▶ [Data entries]
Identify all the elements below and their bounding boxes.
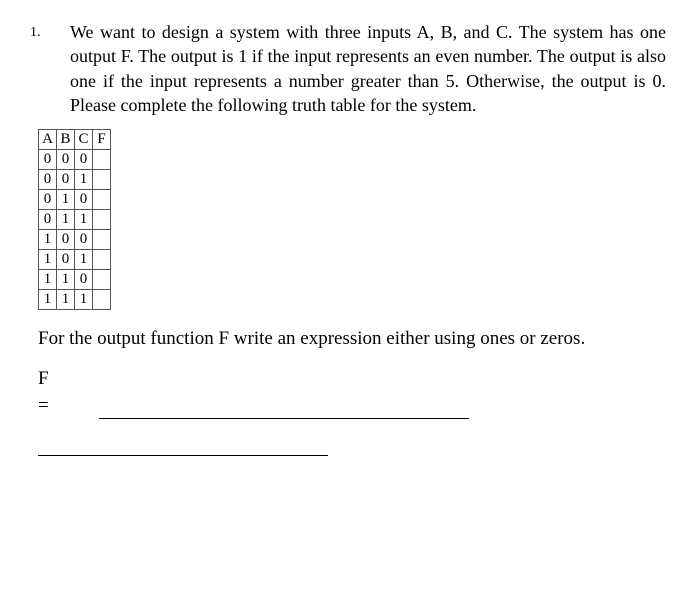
cell-F[interactable] xyxy=(93,150,111,170)
header-B: B xyxy=(57,130,75,150)
cell-F[interactable] xyxy=(93,290,111,310)
output-label: F xyxy=(38,366,670,392)
cell-A: 1 xyxy=(39,230,57,250)
expression-prompt: For the output function F write an expre… xyxy=(38,326,662,352)
cell-B: 0 xyxy=(57,250,75,270)
cell-B: 0 xyxy=(57,150,75,170)
table-row: 0 1 0 xyxy=(39,190,111,210)
table-row: 0 1 1 xyxy=(39,210,111,230)
cell-A: 0 xyxy=(39,150,57,170)
cell-C: 0 xyxy=(75,270,93,290)
table-row: 1 0 0 xyxy=(39,230,111,250)
table-row: 0 0 0 xyxy=(39,150,111,170)
problem-number: 1. xyxy=(30,20,70,117)
cell-A: 0 xyxy=(39,190,57,210)
cell-A: 1 xyxy=(39,290,57,310)
cell-C: 1 xyxy=(75,170,93,190)
cell-C: 0 xyxy=(75,150,93,170)
table-row: 1 1 1 xyxy=(39,290,111,310)
table-header-row: A B C F xyxy=(39,130,111,150)
cell-B: 1 xyxy=(57,290,75,310)
cell-C: 1 xyxy=(75,290,93,310)
cell-A: 0 xyxy=(39,210,57,230)
cell-A: 0 xyxy=(39,170,57,190)
cell-F[interactable] xyxy=(93,210,111,230)
cell-F[interactable] xyxy=(93,190,111,210)
answer-blank-1[interactable] xyxy=(99,400,469,419)
cell-B: 0 xyxy=(57,230,75,250)
header-F: F xyxy=(93,130,111,150)
cell-F[interactable] xyxy=(93,270,111,290)
cell-B: 1 xyxy=(57,210,75,230)
cell-F[interactable] xyxy=(93,250,111,270)
table-row: 1 1 0 xyxy=(39,270,111,290)
cell-B: 1 xyxy=(57,270,75,290)
cell-C: 1 xyxy=(75,210,93,230)
cell-C: 1 xyxy=(75,250,93,270)
table-row: 1 0 1 xyxy=(39,250,111,270)
table-row: 0 0 1 xyxy=(39,170,111,190)
cell-F[interactable] xyxy=(93,170,111,190)
header-A: A xyxy=(39,130,57,150)
header-C: C xyxy=(75,130,93,150)
cell-A: 1 xyxy=(39,250,57,270)
equals-sign: = xyxy=(38,393,49,419)
cell-F[interactable] xyxy=(93,230,111,250)
problem-text: We want to design a system with three in… xyxy=(70,20,670,117)
answer-blank-2[interactable] xyxy=(38,437,328,456)
problem-block: 1. We want to design a system with three… xyxy=(30,20,670,117)
truth-table: A B C F 0 0 0 0 0 1 0 1 0 0 1 1 1 0 0 1 … xyxy=(38,129,111,310)
answer-area: F = xyxy=(38,366,670,464)
cell-A: 1 xyxy=(39,270,57,290)
cell-C: 0 xyxy=(75,190,93,210)
cell-B: 1 xyxy=(57,190,75,210)
cell-C: 0 xyxy=(75,230,93,250)
cell-B: 0 xyxy=(57,170,75,190)
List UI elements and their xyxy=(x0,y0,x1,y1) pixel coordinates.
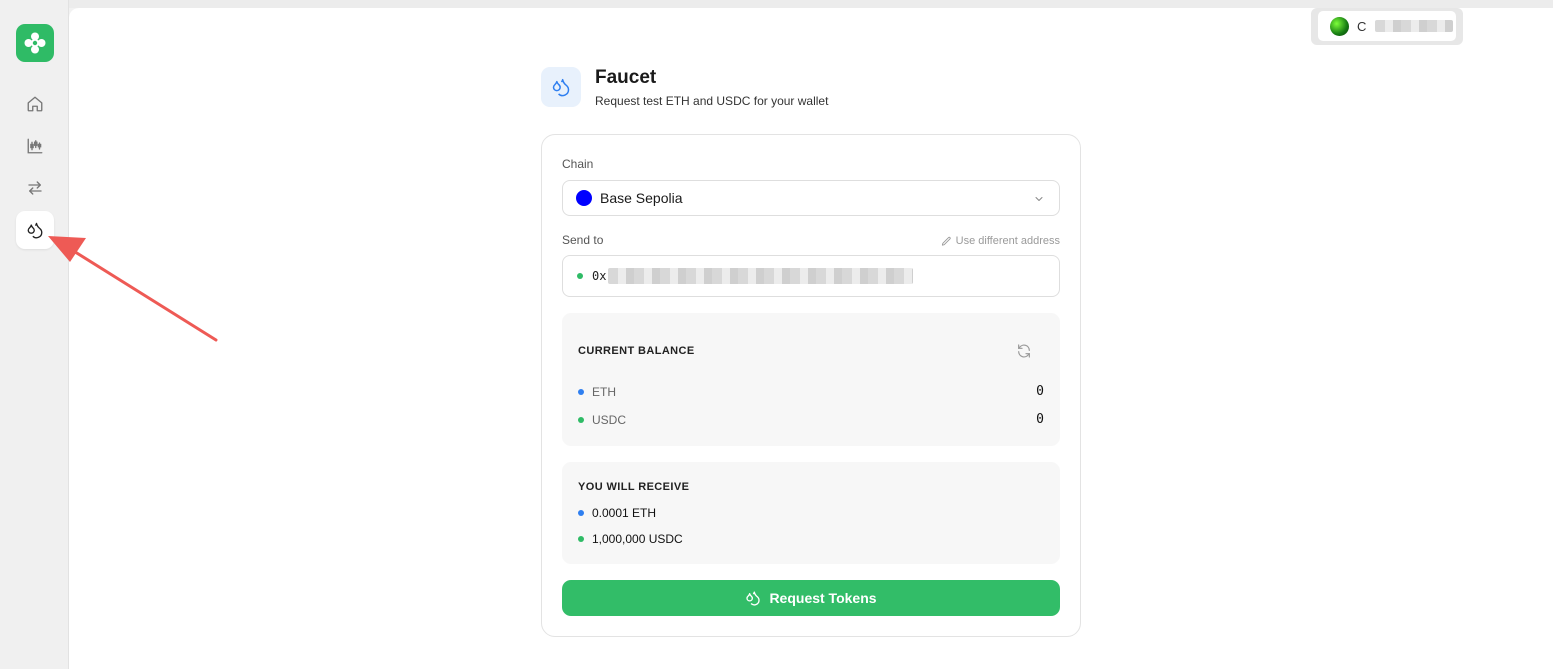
balance-value: 0 xyxy=(1036,412,1044,427)
droplets-icon xyxy=(552,78,570,97)
current-balance-panel: CURRENT BALANCE ETH 0 USDC 0 xyxy=(562,313,1060,446)
droplets-icon xyxy=(746,591,761,606)
receive-row-usdc: 1,000,000 USDC xyxy=(578,532,683,546)
receive-amount: 0.0001 ETH xyxy=(592,506,657,520)
balance-row-usdc: USDC 0 xyxy=(578,412,1044,427)
wallet-avatar-icon xyxy=(1330,16,1349,36)
wallet-address-redacted xyxy=(1374,20,1453,32)
balance-token: USDC xyxy=(592,412,627,427)
swap-arrows-icon xyxy=(28,181,42,195)
use-different-address-text: Use different address xyxy=(955,235,1060,247)
connected-status-icon xyxy=(577,273,583,279)
page-subtitle: Request test ETH and USDC for your walle… xyxy=(595,94,829,108)
balance-value: 0 xyxy=(1036,384,1044,399)
address-prefix: 0x xyxy=(592,269,607,283)
eth-dot-icon xyxy=(578,388,584,395)
sidebar-item-faucet[interactable] xyxy=(16,211,54,249)
home-icon xyxy=(27,96,43,112)
wallet-button[interactable]: C xyxy=(1311,8,1463,45)
sidebar-item-home[interactable] xyxy=(16,85,54,123)
chain-select[interactable]: Base Sepolia xyxy=(562,180,1060,216)
wallet-label: C xyxy=(1357,18,1367,34)
request-tokens-button[interactable]: Request Tokens xyxy=(562,580,1060,616)
top-strip xyxy=(0,0,1553,8)
base-chain-icon xyxy=(576,190,592,206)
sidebar-item-markets[interactable] xyxy=(16,127,54,165)
usdc-dot-icon xyxy=(578,416,584,423)
pencil-icon xyxy=(941,236,951,246)
app-logo[interactable] xyxy=(16,24,54,62)
refresh-icon[interactable] xyxy=(1016,343,1032,359)
usdc-dot-icon xyxy=(578,536,584,542)
droplets-icon xyxy=(27,222,43,239)
balance-row-eth: ETH 0 xyxy=(578,384,1044,399)
you-will-receive-panel: YOU WILL RECEIVE 0.0001 ETH 1,000,000 US… xyxy=(562,462,1060,564)
chevron-down-icon xyxy=(1035,197,1043,201)
sidebar-item-swap[interactable] xyxy=(16,169,54,207)
chart-candles-icon xyxy=(27,138,43,154)
you-will-receive-title: YOU WILL RECEIVE xyxy=(578,481,690,493)
receive-row-eth: 0.0001 ETH xyxy=(578,506,656,520)
recipient-address-field[interactable]: 0x xyxy=(562,255,1060,297)
wallet-chip[interactable]: C xyxy=(1318,11,1456,41)
chain-select-value: Base Sepolia xyxy=(600,190,683,206)
page-title: Faucet xyxy=(595,67,657,88)
faucet-header-icon-box xyxy=(541,67,581,107)
chain-label: Chain xyxy=(562,157,594,171)
eth-dot-icon xyxy=(578,510,584,516)
send-to-label: Send to xyxy=(562,233,604,247)
app-logo-icon xyxy=(24,32,46,54)
current-balance-title: CURRENT BALANCE xyxy=(578,345,695,357)
faucet-card: Chain Base Sepolia Send to Use different… xyxy=(541,134,1081,637)
request-tokens-label: Request Tokens xyxy=(769,590,877,606)
use-different-address-link[interactable]: Use different address xyxy=(941,235,1060,247)
receive-amount: 1,000,000 USDC xyxy=(592,532,683,546)
sidebar xyxy=(0,0,69,669)
address-redacted xyxy=(608,268,914,284)
balance-token: ETH xyxy=(592,384,616,399)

▶ [WORK TO COMPLETE] Replace "truth-table" with "logic-table" throughout all of the lines above, keeping everything else unchanged, and leave the pictures out of your answer.

▶ [OUTPUT BELOW]
Identify all the elements below and their bounding boxes.
cell-F[interactable] xyxy=(93,150,111,170)
header-B: B xyxy=(57,130,75,150)
cell-F[interactable] xyxy=(93,290,111,310)
output-label: F xyxy=(38,366,670,392)
cell-A: 1 xyxy=(39,230,57,250)
expression-prompt: For the output function F write an expre… xyxy=(38,326,662,352)
cell-B: 0 xyxy=(57,250,75,270)
cell-B: 0 xyxy=(57,150,75,170)
table-row: 0 1 0 xyxy=(39,190,111,210)
table-row: 0 1 1 xyxy=(39,210,111,230)
cell-A: 0 xyxy=(39,150,57,170)
cell-C: 0 xyxy=(75,270,93,290)
table-row: 1 0 0 xyxy=(39,230,111,250)
table-row: 0 0 0 xyxy=(39,150,111,170)
problem-number: 1. xyxy=(30,20,70,117)
cell-A: 0 xyxy=(39,190,57,210)
cell-A: 1 xyxy=(39,290,57,310)
cell-C: 1 xyxy=(75,170,93,190)
cell-C: 0 xyxy=(75,150,93,170)
table-row: 1 1 1 xyxy=(39,290,111,310)
table-header-row: A B C F xyxy=(39,130,111,150)
cell-B: 1 xyxy=(57,290,75,310)
cell-C: 1 xyxy=(75,290,93,310)
cell-A: 0 xyxy=(39,210,57,230)
cell-A: 0 xyxy=(39,170,57,190)
cell-F[interactable] xyxy=(93,210,111,230)
cell-F[interactable] xyxy=(93,190,111,210)
answer-blank-1[interactable] xyxy=(99,400,469,419)
cell-B: 0 xyxy=(57,230,75,250)
header-F: F xyxy=(93,130,111,150)
cell-F[interactable] xyxy=(93,270,111,290)
cell-B: 1 xyxy=(57,210,75,230)
cell-F[interactable] xyxy=(93,250,111,270)
table-row: 1 1 0 xyxy=(39,270,111,290)
cell-B: 1 xyxy=(57,270,75,290)
cell-C: 1 xyxy=(75,210,93,230)
cell-C: 1 xyxy=(75,250,93,270)
table-row: 1 0 1 xyxy=(39,250,111,270)
table-row: 0 0 1 xyxy=(39,170,111,190)
cell-F[interactable] xyxy=(93,170,111,190)
header-A: A xyxy=(39,130,57,150)
header-C: C xyxy=(75,130,93,150)
cell-A: 1 xyxy=(39,250,57,270)
equals-sign: = xyxy=(38,393,49,419)
cell-F[interactable] xyxy=(93,230,111,250)
problem-text: We want to design a system with three in… xyxy=(70,20,670,117)
answer-blank-2[interactable] xyxy=(38,437,328,456)
problem-block: 1. We want to design a system with three… xyxy=(30,20,670,117)
logic-table: A B C F 0 0 0 0 0 1 0 1 0 0 1 1 1 0 0 1 … xyxy=(38,129,111,310)
answer-area: F = xyxy=(38,366,670,464)
cell-A: 1 xyxy=(39,270,57,290)
cell-C: 0 xyxy=(75,190,93,210)
cell-B: 1 xyxy=(57,190,75,210)
cell-C: 0 xyxy=(75,230,93,250)
cell-B: 0 xyxy=(57,170,75,190)
List UI elements and their xyxy=(x0,y0,x1,y1) pixel coordinates.
balance-value: 0 xyxy=(1036,412,1044,427)
droplets-icon xyxy=(552,78,570,97)
current-balance-panel: CURRENT BALANCE ETH 0 USDC 0 xyxy=(562,313,1060,446)
droplets-icon xyxy=(746,591,761,606)
receive-row-usdc: 1,000,000 USDC xyxy=(578,532,683,546)
receive-amount: 0.0001 ETH xyxy=(592,506,657,520)
balance-row-usdc: USDC 0 xyxy=(578,412,1044,427)
wallet-avatar-icon xyxy=(1330,16,1349,36)
wallet-address-redacted xyxy=(1374,20,1453,32)
balance-token: USDC xyxy=(592,412,627,427)
swap-arrows-icon xyxy=(28,181,42,195)
use-different-address-text: Use different address xyxy=(955,235,1060,247)
connected-status-icon xyxy=(577,273,583,279)
page-subtitle: Request test ETH and USDC for your walle… xyxy=(595,94,829,108)
balance-value: 0 xyxy=(1036,384,1044,399)
address-prefix: 0x xyxy=(592,269,607,283)
eth-dot-icon xyxy=(578,388,584,395)
sidebar-item-faucet[interactable] xyxy=(16,211,54,249)
home-icon xyxy=(27,96,43,112)
wallet-button[interactable]: C xyxy=(1311,8,1463,45)
sidebar-item-home[interactable] xyxy=(16,85,54,123)
chain-select[interactable]: Base Sepolia xyxy=(562,180,1060,216)
wallet-label: C xyxy=(1357,18,1367,34)
request-tokens-button[interactable]: Request Tokens xyxy=(562,580,1060,616)
top-strip xyxy=(0,0,1553,8)
base-chain-icon xyxy=(576,190,592,206)
sidebar-item-markets[interactable] xyxy=(16,127,54,165)
usdc-dot-icon xyxy=(578,416,584,423)
pencil-icon xyxy=(941,236,951,246)
app-logo[interactable] xyxy=(16,24,54,62)
refresh-icon[interactable] xyxy=(1016,343,1032,359)
usdc-dot-icon xyxy=(578,536,584,542)
droplets-icon xyxy=(27,222,43,239)
balance-row-eth: ETH 0 xyxy=(578,384,1044,399)
you-will-receive-panel: YOU WILL RECEIVE 0.0001 ETH 1,000,000 US… xyxy=(562,462,1060,564)
chevron-down-icon xyxy=(1035,197,1043,201)
sidebar-item-swap[interactable] xyxy=(16,169,54,207)
chart-candles-icon xyxy=(27,138,43,154)
you-will-receive-title: YOU WILL RECEIVE xyxy=(578,481,690,493)
receive-row-eth: 0.0001 ETH xyxy=(578,506,656,520)
recipient-address-field[interactable]: 0x xyxy=(562,255,1060,297)
wallet-chip[interactable]: C xyxy=(1318,11,1456,41)
chain-select-value: Base Sepolia xyxy=(600,190,683,206)
page-title: Faucet xyxy=(595,67,657,88)
faucet-header-icon-box xyxy=(541,67,581,107)
chain-label: Chain xyxy=(562,157,594,171)
eth-dot-icon xyxy=(578,510,584,516)
send-to-label: Send to xyxy=(562,233,604,247)
app-logo-icon xyxy=(24,32,46,54)
current-balance-title: CURRENT BALANCE xyxy=(578,345,695,357)
faucet-card: Chain Base Sepolia Send to Use different… xyxy=(541,134,1081,637)
request-tokens-label: Request Tokens xyxy=(769,590,877,606)
use-different-address-link[interactable]: Use different address xyxy=(941,235,1060,247)
receive-amount: 1,000,000 USDC xyxy=(592,532,683,546)
sidebar xyxy=(0,0,69,669)
address-redacted xyxy=(608,268,914,284)
balance-token: ETH xyxy=(592,384,616,399)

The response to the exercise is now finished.